- [Exercise brief] Tally the lines that include "this". Output the number only.

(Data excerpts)
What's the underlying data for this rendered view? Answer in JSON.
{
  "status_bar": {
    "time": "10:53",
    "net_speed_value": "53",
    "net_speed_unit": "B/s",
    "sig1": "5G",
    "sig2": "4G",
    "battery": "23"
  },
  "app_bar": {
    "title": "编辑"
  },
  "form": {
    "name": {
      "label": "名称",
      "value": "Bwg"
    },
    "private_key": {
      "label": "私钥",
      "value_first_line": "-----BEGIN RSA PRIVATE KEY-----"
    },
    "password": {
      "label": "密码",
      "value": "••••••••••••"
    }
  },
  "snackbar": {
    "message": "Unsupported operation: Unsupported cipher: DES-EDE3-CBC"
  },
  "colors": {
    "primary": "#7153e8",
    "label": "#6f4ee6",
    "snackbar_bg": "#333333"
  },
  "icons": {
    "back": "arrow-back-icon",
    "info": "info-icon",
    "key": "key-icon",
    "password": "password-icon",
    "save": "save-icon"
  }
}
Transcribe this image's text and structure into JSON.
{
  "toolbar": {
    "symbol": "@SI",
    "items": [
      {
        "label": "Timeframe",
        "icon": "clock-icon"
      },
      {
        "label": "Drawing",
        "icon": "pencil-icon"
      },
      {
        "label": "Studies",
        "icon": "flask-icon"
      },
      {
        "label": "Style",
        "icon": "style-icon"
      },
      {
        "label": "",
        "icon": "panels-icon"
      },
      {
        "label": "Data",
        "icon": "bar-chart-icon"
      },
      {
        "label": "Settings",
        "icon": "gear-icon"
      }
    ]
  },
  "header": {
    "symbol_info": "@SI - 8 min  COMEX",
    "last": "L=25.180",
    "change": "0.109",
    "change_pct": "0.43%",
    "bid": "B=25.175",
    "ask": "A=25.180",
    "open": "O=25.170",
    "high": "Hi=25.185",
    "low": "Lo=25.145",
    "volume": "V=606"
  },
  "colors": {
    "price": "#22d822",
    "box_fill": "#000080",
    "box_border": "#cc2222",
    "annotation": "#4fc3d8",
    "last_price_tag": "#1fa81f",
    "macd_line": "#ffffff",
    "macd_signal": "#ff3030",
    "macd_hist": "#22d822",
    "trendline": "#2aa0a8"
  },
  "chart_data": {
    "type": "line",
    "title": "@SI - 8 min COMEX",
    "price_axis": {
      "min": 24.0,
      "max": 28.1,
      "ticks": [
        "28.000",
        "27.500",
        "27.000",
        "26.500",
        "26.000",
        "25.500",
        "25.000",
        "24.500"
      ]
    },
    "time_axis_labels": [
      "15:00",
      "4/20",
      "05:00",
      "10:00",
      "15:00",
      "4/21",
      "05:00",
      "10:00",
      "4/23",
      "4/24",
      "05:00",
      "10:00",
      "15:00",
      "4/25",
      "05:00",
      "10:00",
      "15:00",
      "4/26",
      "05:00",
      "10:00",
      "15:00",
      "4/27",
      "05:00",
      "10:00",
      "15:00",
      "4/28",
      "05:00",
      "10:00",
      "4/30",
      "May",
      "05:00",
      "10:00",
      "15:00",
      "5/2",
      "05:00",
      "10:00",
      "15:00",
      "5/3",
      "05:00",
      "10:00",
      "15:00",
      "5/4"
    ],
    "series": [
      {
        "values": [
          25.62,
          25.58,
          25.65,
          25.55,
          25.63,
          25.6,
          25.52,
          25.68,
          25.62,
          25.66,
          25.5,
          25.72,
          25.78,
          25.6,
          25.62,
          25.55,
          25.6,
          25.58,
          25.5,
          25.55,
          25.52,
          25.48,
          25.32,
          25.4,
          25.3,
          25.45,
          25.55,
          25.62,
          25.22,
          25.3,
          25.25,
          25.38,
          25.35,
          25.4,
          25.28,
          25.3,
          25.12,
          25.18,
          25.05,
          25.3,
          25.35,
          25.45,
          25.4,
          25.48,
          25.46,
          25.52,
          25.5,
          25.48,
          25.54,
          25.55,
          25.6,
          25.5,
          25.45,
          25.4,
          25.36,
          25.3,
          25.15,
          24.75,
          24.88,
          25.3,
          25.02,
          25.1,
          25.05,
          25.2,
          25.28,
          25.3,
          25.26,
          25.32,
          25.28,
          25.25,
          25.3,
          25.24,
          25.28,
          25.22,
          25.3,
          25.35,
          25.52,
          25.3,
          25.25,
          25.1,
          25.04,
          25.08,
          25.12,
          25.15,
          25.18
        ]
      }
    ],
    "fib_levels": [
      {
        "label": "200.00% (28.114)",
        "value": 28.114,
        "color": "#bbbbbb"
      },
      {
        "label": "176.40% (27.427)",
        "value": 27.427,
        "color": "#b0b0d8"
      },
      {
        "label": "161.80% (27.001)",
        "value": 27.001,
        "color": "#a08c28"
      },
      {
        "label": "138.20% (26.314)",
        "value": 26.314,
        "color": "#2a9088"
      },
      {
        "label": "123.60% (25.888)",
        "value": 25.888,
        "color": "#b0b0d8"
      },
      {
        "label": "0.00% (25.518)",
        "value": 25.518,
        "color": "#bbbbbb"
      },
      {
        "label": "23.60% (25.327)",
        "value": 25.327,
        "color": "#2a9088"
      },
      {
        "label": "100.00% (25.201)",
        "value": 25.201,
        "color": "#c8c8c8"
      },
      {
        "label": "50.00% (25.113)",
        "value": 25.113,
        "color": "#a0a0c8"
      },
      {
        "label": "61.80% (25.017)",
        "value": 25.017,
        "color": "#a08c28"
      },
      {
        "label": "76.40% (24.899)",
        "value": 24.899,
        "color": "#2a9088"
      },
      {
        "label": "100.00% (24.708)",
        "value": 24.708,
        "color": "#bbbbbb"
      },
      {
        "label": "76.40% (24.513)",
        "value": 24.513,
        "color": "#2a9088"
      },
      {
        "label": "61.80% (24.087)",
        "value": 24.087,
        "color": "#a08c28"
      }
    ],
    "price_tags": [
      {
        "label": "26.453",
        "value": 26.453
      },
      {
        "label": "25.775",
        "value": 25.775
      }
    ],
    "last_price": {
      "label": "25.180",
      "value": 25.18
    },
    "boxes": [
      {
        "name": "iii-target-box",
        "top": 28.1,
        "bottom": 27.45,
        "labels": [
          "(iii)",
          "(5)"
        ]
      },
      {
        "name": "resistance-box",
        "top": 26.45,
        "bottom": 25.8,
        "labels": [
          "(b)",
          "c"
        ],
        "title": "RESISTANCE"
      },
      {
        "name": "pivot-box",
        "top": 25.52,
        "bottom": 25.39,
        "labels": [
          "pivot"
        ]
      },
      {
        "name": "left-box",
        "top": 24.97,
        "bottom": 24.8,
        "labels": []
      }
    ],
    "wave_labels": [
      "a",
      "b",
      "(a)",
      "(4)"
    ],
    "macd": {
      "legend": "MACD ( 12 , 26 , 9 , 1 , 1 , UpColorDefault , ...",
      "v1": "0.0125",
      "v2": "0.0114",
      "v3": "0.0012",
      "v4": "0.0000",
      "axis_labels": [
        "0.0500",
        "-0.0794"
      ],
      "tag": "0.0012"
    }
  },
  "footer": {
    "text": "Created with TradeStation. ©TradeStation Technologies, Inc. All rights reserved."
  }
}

- [Right answer] 2